Data entries:
===============

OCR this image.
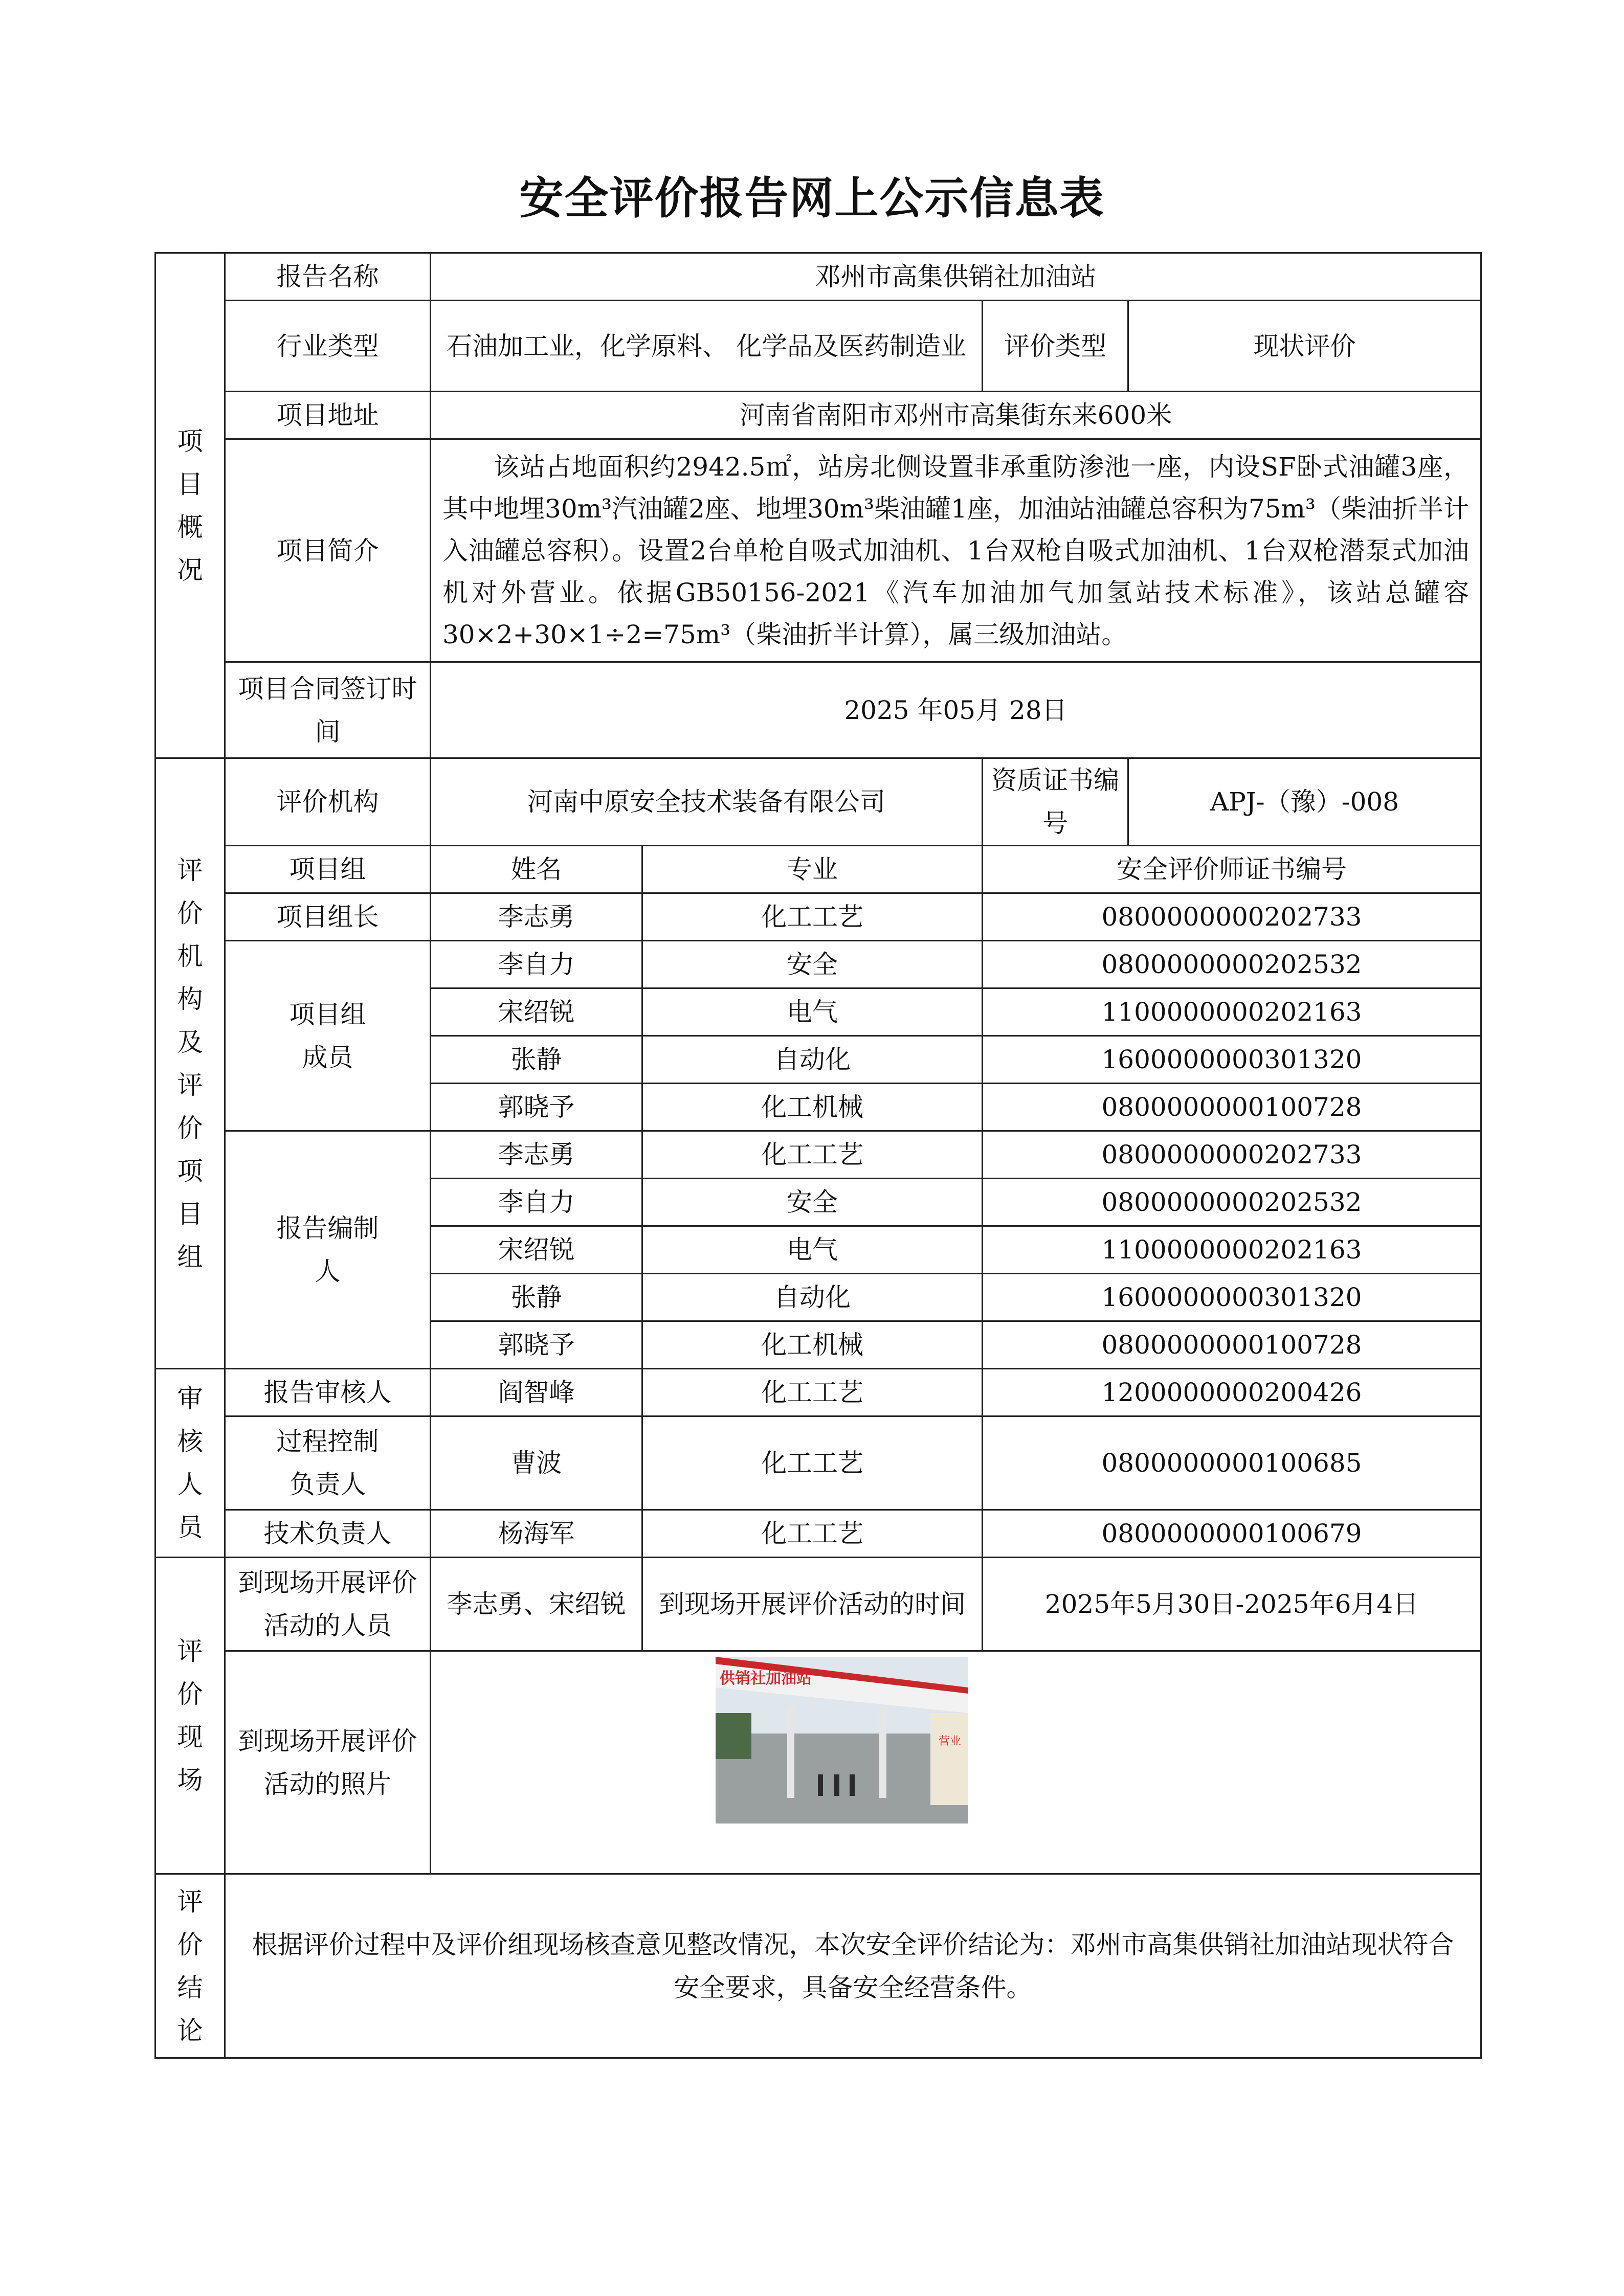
安全评价报告网上公示信息表
项目概况	报告名称	邓州市高集供销社加油站			
	行业类型	石油加工业，化学原料、 化学品及医药制造业		评价类型	现状评价
	项目地址	河南省南阳市邓州市高集街东来600米			
	项目简介	该站占地面积约2942.5㎡，站房北侧设置非承重防渗池一座，内设SF卧式油罐3座，其中地埋30m³汽油罐2座、地埋30m³柴油罐1座，加油站油罐总容积为75m³（柴油折半计入油罐总容积）。设置2台单枪自吸式加油机、1台双枪自吸式加油机、1台双枪潜泵式加油机对外营业。依据GB50156-2021《汽车加油加气加氢站技术标准》，该站总罐容30×2+30×1÷2=75m³（柴油折半计算），属三级加油站。			
	项目合同签订时间	2025 年05月 28日			

评价机构及评价项目组	评价机构	河南中原安全技术装备有限公司		资质证书编号	APJ-（豫）-008
	项目组	姓名	专业	安全评价师证书编号	
	项目组长	李志勇	化工工艺	0800000000202733	
	项目组成员	李自力	安全	0800000000202532	
		宋绍锐	电气	1100000000202163	
		张静	自动化	1600000000301320	
		郭晓予	化工机械	0800000000100728	
	报告编制人	李志勇	化工工艺	0800000000202733	
		李自力	安全	0800000000202532	
		宋绍锐	电气	1100000000202163	
		张静	自动化	1600000000301320	
		郭晓予	化工机械	0800000000100728	

审核人员	报告审核人	阎智峰	化工工艺	1200000000200426	
	过程控制负责人	曹波	化工工艺	0800000000100685	
	技术负责人	杨海军	化工工艺	0800000000100679	

评价现场	到现场开展评价活动的人员	李志勇、宋绍锐	到现场开展评价活动的时间	2025年5月30日-2025年6月4日	
	到现场开展评价活动的照片	供销社加油站
营业			

评价结论	根据评价过程中及评价组现场核查意见整改情况，本次安全评价结论为：邓州市高集供销社加油站现状符合安全要求，具备安全经营条件。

===============

Scan the data above and copy every line with "化工工艺" in it.

	项目组长	李志勇	化工工艺	0800000000202733	
	报告编制人	李志勇	化工工艺	0800000000202733	
审核人员	报告审核人	阎智峰	化工工艺	1200000000200426	
	过程控制负责人	曹波	化工工艺	0800000000100685	
	技术负责人	杨海军	化工工艺	0800000000100679	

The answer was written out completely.